◆ What to produce ◆
Pick out every line holding the string "usage" and copy it.

◆ Information provided ◆
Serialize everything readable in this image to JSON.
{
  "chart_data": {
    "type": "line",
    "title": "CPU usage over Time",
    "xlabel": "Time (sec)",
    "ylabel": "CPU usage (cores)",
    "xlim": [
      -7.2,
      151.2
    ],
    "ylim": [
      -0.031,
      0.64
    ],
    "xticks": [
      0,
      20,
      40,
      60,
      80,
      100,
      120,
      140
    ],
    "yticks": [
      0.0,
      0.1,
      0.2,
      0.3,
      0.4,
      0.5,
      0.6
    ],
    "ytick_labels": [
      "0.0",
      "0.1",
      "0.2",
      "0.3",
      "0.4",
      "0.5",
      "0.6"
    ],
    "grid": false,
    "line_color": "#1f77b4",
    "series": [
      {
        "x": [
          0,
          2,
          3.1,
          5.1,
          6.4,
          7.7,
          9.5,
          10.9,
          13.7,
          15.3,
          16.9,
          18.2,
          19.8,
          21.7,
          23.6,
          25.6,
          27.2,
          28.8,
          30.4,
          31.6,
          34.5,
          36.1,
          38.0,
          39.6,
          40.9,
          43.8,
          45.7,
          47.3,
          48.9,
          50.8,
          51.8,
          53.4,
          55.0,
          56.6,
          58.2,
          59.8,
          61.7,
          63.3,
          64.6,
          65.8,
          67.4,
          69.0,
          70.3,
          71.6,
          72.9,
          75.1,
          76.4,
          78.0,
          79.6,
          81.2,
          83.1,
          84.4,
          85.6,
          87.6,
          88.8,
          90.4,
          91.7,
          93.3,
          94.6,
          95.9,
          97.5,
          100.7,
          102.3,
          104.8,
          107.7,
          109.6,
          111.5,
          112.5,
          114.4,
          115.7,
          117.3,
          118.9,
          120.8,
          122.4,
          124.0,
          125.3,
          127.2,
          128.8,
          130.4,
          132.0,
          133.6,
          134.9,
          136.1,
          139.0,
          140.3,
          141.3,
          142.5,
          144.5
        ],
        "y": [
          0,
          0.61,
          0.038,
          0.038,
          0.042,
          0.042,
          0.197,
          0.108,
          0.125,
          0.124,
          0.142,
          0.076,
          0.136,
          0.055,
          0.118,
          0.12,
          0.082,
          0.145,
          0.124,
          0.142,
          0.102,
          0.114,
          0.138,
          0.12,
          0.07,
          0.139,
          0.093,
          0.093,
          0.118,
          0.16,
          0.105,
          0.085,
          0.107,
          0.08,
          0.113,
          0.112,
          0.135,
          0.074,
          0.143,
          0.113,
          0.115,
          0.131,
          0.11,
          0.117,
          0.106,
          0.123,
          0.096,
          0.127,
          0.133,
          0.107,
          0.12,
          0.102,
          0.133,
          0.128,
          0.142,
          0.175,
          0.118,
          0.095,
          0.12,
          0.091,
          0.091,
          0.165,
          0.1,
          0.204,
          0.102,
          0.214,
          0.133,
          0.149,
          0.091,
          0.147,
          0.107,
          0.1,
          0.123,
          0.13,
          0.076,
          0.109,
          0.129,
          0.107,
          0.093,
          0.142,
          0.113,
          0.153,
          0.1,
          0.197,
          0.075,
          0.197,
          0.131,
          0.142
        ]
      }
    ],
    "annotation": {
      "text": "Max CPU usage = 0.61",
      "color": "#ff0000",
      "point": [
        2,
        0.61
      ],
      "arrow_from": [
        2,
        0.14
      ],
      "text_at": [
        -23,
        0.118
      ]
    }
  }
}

◆ The response ◆
    "title": "CPU usage over Time",
    "ylabel": "CPU usage (cores)",
      "text": "Max CPU usage = 0.61",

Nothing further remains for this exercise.